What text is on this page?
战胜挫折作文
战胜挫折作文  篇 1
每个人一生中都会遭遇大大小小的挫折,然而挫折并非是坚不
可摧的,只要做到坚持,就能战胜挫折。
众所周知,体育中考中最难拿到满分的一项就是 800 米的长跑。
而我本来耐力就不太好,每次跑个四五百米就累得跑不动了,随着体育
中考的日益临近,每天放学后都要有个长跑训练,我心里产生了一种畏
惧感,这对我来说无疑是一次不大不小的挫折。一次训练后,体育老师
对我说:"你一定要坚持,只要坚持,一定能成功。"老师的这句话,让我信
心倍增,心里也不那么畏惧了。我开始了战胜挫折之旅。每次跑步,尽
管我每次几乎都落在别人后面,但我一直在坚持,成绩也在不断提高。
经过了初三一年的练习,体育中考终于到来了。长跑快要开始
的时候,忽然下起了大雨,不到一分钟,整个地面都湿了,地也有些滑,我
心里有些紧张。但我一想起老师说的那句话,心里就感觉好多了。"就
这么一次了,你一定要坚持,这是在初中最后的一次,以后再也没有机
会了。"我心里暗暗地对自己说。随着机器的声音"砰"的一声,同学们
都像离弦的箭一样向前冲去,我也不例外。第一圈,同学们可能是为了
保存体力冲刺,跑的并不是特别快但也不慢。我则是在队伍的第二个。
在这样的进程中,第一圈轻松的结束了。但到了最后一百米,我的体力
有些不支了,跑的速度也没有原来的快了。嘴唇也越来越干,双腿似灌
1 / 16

####

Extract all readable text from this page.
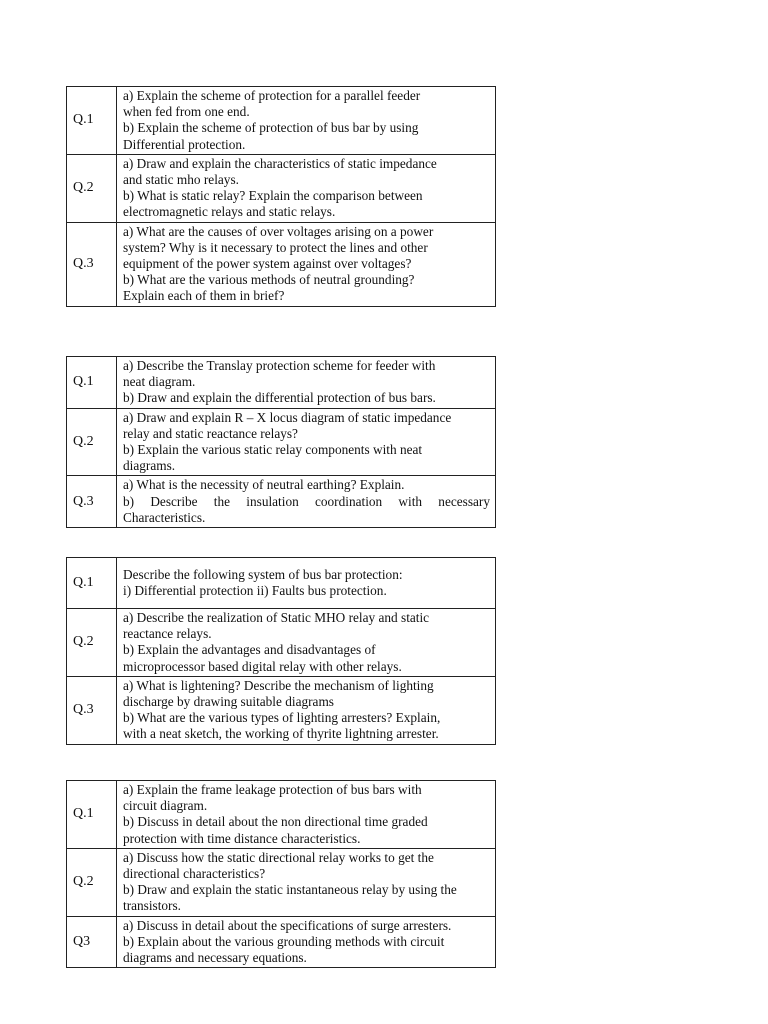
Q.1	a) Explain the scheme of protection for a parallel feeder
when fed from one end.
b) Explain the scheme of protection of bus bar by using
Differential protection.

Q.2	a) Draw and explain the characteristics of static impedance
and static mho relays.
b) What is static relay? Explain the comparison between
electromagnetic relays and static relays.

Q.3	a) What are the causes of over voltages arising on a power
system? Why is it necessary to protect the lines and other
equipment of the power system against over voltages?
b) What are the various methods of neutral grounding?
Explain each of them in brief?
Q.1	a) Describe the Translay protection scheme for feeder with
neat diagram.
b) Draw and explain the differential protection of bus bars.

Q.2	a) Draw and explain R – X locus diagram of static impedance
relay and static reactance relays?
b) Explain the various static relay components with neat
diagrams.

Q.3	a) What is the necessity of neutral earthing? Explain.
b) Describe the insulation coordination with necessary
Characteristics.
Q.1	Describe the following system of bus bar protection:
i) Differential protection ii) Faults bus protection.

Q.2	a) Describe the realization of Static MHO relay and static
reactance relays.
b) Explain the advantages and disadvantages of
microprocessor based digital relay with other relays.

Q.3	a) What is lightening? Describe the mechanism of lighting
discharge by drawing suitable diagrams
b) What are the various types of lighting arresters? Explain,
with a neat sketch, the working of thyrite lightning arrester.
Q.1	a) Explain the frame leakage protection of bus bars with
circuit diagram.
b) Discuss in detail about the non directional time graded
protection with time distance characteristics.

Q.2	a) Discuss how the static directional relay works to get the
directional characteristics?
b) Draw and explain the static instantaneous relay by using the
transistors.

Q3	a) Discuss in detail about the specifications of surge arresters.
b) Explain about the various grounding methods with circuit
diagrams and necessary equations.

####

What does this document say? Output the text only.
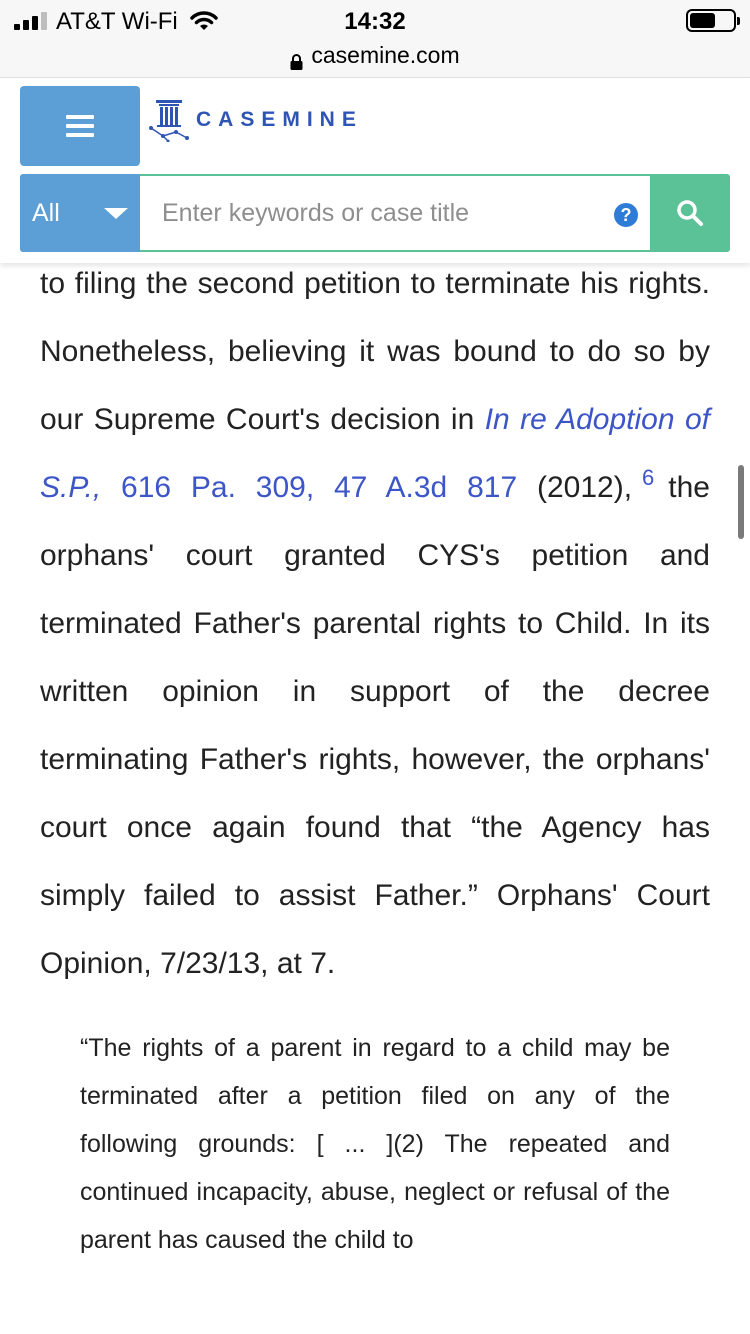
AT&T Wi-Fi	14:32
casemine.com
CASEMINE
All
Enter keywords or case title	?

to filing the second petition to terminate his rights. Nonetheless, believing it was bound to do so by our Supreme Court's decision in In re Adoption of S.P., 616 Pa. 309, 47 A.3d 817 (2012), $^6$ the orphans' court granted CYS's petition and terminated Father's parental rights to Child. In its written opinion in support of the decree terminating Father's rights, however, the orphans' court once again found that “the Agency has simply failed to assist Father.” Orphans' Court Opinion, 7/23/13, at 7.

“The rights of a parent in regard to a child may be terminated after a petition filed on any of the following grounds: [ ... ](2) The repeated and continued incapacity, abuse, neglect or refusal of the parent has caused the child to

####

Exercise goal: Return every line of the preceding records in which the word "directional" appears.

Finished answer:
b) Discuss in detail about the non directional time graded
Q.2	a) Discuss how the static directional relay works to get the
directional characteristics?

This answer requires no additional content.